**Required task**. Every record that follows should be printed verbatim.

++++ Records shown ++++

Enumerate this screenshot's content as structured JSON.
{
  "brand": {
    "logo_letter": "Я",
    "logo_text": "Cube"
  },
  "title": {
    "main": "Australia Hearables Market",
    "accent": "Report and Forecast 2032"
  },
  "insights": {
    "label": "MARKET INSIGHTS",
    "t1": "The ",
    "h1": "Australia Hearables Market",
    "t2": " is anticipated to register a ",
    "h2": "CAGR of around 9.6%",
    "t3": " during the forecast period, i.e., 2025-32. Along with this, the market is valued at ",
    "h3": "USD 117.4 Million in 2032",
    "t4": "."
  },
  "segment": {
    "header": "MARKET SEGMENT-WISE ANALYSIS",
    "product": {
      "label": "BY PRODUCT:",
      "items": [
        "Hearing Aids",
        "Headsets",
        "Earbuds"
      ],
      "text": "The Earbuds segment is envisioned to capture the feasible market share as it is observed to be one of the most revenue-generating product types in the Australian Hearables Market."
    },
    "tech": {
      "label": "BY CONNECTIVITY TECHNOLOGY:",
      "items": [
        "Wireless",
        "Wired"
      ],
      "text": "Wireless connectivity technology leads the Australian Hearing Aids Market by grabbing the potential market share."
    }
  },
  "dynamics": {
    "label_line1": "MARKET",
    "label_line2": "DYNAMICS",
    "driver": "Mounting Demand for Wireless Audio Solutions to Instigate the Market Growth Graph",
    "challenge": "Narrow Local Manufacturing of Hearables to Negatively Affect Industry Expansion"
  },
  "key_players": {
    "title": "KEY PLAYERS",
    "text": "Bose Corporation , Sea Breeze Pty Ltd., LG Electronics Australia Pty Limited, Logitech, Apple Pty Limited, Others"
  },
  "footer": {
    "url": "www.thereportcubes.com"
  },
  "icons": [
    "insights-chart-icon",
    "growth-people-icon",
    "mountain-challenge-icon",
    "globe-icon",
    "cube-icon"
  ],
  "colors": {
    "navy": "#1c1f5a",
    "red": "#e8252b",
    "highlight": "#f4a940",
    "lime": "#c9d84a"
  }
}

++++

**Output for this task**.
Enumerate this screenshot's content as structured JSON.
{
  "brand": {
    "logo_letter": "Я",
    "logo_text": "Cube"
  },
  "title": {
    "main": "Australia Hearables Market",
    "accent": "Report and Forecast 2032"
  },
  "insights": {
    "label": "MARKET INSIGHTS",
    "t1": "The ",
    "h1": "Australia Hearables Market",
    "t2": " is anticipated to register a ",
    "h2": "CAGR of around 9.6%",
    "t3": " during the forecast period, i.e., 2025-32. Along with this, the market is valued at ",
    "h3": "USD 117.4 Million in 2032",
    "t4": "."
  },
  "segment": {
    "header": "MARKET SEGMENT-WISE ANALYSIS",
    "product": {
      "label": "BY PRODUCT:",
      "items": [
        "Hearing Aids",
        "Headsets",
        "Earbuds"
      ],
      "text": "The Earbuds segment is envisioned to capture the feasible market share as it is observed to be one of the most revenue-generating product types in the Australian Hearables Market."
    },
    "tech": {
      "label": "BY CONNECTIVITY TECHNOLOGY:",
      "items": [
        "Wireless",
        "Wired"
      ],
      "text": "Wireless connectivity technology leads the Australian Hearing Aids Market by grabbing the potential market share."
    }
  },
  "dynamics": {
    "label_line1": "MARKET",
    "label_line2": "DYNAMICS",
    "driver": "Mounting Demand for Wireless Audio Solutions to Instigate the Market Growth Graph",
    "challenge": "Narrow Local Manufacturing of Hearables to Negatively Affect Industry Expansion"
  },
  "key_players": {
    "title": "KEY PLAYERS",
    "text": "Bose Corporation , Sea Breeze Pty Ltd., LG Electronics Australia Pty Limited, Logitech, Apple Pty Limited, Others"
  },
  "footer": {
    "url": "www.thereportcubes.com"
  },
  "icons": [
    "insights-chart-icon",
    "growth-people-icon",
    "mountain-challenge-icon",
    "globe-icon",
    "cube-icon"
  ],
  "colors": {
    "navy": "#1c1f5a",
    "red": "#e8252b",
    "highlight": "#f4a940",
    "lime": "#c9d84a"
  }
}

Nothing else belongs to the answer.